▸ DO THIS
Every record here needs to be written out again exactly.

▸ MATERIAL SUPPLIED

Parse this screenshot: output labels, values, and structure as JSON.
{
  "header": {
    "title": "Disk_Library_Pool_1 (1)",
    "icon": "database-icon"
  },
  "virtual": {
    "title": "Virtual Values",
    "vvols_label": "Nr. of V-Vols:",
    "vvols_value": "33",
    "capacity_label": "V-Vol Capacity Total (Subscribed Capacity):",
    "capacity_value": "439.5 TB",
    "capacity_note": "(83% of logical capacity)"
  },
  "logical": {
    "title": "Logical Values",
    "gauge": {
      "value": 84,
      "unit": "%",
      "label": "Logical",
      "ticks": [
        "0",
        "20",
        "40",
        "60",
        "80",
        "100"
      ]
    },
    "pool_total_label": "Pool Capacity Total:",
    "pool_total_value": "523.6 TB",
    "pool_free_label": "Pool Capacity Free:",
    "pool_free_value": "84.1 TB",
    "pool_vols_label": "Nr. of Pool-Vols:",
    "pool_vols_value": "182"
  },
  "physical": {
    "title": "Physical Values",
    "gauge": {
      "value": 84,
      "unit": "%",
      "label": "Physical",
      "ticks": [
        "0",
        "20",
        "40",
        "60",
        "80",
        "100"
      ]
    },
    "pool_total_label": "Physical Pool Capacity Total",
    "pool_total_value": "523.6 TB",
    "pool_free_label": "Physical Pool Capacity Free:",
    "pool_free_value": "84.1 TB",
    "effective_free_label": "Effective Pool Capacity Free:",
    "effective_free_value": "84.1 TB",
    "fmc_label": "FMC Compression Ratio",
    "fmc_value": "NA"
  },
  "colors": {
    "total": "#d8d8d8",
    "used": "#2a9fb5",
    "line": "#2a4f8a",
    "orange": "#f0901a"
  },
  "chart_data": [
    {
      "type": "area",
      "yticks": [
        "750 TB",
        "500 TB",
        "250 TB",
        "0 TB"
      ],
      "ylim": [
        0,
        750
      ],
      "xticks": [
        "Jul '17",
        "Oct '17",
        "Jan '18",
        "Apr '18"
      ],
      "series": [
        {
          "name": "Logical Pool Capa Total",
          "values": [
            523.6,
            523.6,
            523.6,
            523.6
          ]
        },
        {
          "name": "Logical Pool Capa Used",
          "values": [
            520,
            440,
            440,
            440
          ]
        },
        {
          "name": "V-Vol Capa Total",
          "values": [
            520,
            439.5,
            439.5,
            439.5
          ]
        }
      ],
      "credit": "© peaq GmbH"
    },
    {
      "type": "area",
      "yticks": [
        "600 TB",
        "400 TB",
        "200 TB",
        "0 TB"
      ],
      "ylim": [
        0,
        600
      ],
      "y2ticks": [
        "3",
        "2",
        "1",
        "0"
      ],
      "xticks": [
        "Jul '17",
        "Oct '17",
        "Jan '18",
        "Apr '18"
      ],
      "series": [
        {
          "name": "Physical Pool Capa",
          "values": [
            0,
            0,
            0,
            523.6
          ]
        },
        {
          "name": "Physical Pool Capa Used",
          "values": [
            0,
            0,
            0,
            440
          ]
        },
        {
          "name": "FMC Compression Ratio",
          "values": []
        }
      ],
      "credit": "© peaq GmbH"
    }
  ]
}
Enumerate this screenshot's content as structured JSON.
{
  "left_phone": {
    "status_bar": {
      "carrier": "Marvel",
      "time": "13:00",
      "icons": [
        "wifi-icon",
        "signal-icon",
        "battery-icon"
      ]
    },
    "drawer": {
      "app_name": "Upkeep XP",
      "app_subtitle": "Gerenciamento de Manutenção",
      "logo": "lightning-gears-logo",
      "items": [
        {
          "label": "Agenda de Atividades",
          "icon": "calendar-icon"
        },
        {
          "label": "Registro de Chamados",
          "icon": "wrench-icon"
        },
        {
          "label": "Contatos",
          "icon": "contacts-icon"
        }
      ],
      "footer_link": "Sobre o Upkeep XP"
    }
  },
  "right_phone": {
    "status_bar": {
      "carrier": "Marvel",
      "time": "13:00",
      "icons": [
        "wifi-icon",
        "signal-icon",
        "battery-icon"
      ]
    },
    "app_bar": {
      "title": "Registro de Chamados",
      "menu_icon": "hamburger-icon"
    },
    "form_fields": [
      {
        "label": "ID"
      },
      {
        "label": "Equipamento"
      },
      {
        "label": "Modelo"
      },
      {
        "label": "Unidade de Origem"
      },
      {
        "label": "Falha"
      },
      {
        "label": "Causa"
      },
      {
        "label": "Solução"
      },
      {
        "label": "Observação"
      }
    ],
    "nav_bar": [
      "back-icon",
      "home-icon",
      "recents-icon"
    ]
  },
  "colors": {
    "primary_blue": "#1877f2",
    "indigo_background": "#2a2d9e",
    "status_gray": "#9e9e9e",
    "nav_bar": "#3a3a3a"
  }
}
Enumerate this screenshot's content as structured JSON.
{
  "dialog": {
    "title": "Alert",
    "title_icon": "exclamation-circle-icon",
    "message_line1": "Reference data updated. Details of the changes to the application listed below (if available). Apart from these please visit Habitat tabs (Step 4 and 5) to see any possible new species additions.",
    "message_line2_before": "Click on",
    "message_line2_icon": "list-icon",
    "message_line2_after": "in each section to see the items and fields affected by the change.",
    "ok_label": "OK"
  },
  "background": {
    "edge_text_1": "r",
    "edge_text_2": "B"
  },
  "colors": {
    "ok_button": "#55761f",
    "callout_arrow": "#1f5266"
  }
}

▸ CORRECT OUTPUT
Parse this screenshot: output labels, values, and structure as JSON.
{
  "header": {
    "title": "Disk_Library_Pool_1 (1)",
    "icon": "database-icon"
  },
  "virtual": {
    "title": "Virtual Values",
    "vvols_label": "Nr. of V-Vols:",
    "vvols_value": "33",
    "capacity_label": "V-Vol Capacity Total (Subscribed Capacity):",
    "capacity_value": "439.5 TB",
    "capacity_note": "(83% of logical capacity)"
  },
  "logical": {
    "title": "Logical Values",
    "gauge": {
      "value": 84,
      "unit": "%",
      "label": "Logical",
      "ticks": [
        "0",
        "20",
        "40",
        "60",
        "80",
        "100"
      ]
    },
    "pool_total_label": "Pool Capacity Total:",
    "pool_total_value": "523.6 TB",
    "pool_free_label": "Pool Capacity Free:",
    "pool_free_value": "84.1 TB",
    "pool_vols_label": "Nr. of Pool-Vols:",
    "pool_vols_value": "182"
  },
  "physical": {
    "title": "Physical Values",
    "gauge": {
      "value": 84,
      "unit": "%",
      "label": "Physical",
      "ticks": [
        "0",
        "20",
        "40",
        "60",
        "80",
        "100"
      ]
    },
    "pool_total_label": "Physical Pool Capacity Total",
    "pool_total_value": "523.6 TB",
    "pool_free_label": "Physical Pool Capacity Free:",
    "pool_free_value": "84.1 TB",
    "effective_free_label": "Effective Pool Capacity Free:",
    "effective_free_value": "84.1 TB",
    "fmc_label": "FMC Compression Ratio",
    "fmc_value": "NA"
  },
  "colors": {
    "total": "#d8d8d8",
    "used": "#2a9fb5",
    "line": "#2a4f8a",
    "orange": "#f0901a"
  },
  "chart_data": [
    {
      "type": "area",
      "yticks": [
        "750 TB",
        "500 TB",
        "250 TB",
        "0 TB"
      ],
      "ylim": [
        0,
        750
      ],
      "xticks": [
        "Jul '17",
        "Oct '17",
        "Jan '18",
        "Apr '18"
      ],
      "series": [
        {
          "name": "Logical Pool Capa Total",
          "values": [
            523.6,
            523.6,
            523.6,
            523.6
          ]
        },
        {
          "name": "Logical Pool Capa Used",
          "values": [
            520,
            440,
            440,
            440
          ]
        },
        {
          "name": "V-Vol Capa Total",
          "values": [
            520,
            439.5,
            439.5,
            439.5
          ]
        }
      ],
      "credit": "© peaq GmbH"
    },
    {
      "type": "area",
      "yticks": [
        "600 TB",
        "400 TB",
        "200 TB",
        "0 TB"
      ],
      "ylim": [
        0,
        600
      ],
      "y2ticks": [
        "3",
        "2",
        "1",
        "0"
      ],
      "xticks": [
        "Jul '17",
        "Oct '17",
        "Jan '18",
        "Apr '18"
      ],
      "series": [
        {
          "name": "Physical Pool Capa",
          "values": [
            0,
            0,
            0,
            523.6
          ]
        },
        {
          "name": "Physical Pool Capa Used",
          "values": [
            0,
            0,
            0,
            440
          ]
        },
        {
          "name": "FMC Compression Ratio",
          "values": []
        }
      ],
      "credit": "© peaq GmbH"
    }
  ]
}
Enumerate this screenshot's content as structured JSON.
{
  "left_phone": {
    "status_bar": {
      "carrier": "Marvel",
      "time": "13:00",
      "icons": [
        "wifi-icon",
        "signal-icon",
        "battery-icon"
      ]
    },
    "drawer": {
      "app_name": "Upkeep XP",
      "app_subtitle": "Gerenciamento de Manutenção",
      "logo": "lightning-gears-logo",
      "items": [
        {
          "label": "Agenda de Atividades",
          "icon": "calendar-icon"
        },
        {
          "label": "Registro de Chamados",
          "icon": "wrench-icon"
        },
        {
          "label": "Contatos",
          "icon": "contacts-icon"
        }
      ],
      "footer_link": "Sobre o Upkeep XP"
    }
  },
  "right_phone": {
    "status_bar": {
      "carrier": "Marvel",
      "time": "13:00",
      "icons": [
        "wifi-icon",
        "signal-icon",
        "battery-icon"
      ]
    },
    "app_bar": {
      "title": "Registro de Chamados",
      "menu_icon": "hamburger-icon"
    },
    "form_fields": [
      {
        "label": "ID"
      },
      {
        "label": "Equipamento"
      },
      {
        "label": "Modelo"
      },
      {
        "label": "Unidade de Origem"
      },
      {
        "label": "Falha"
      },
      {
        "label": "Causa"
      },
      {
        "label": "Solução"
      },
      {
        "label": "Observação"
      }
    ],
    "nav_bar": [
      "back-icon",
      "home-icon",
      "recents-icon"
    ]
  },
  "colors": {
    "primary_blue": "#1877f2",
    "indigo_background": "#2a2d9e",
    "status_gray": "#9e9e9e",
    "nav_bar": "#3a3a3a"
  }
}
Enumerate this screenshot's content as structured JSON.
{
  "dialog": {
    "title": "Alert",
    "title_icon": "exclamation-circle-icon",
    "message_line1": "Reference data updated. Details of the changes to the application listed below (if available). Apart from these please visit Habitat tabs (Step 4 and 5) to see any possible new species additions.",
    "message_line2_before": "Click on",
    "message_line2_icon": "list-icon",
    "message_line2_after": "in each section to see the items and fields affected by the change.",
    "ok_label": "OK"
  },
  "background": {
    "edge_text_1": "r",
    "edge_text_2": "B"
  },
  "colors": {
    "ok_button": "#55761f",
    "callout_arrow": "#1f5266"
  }
}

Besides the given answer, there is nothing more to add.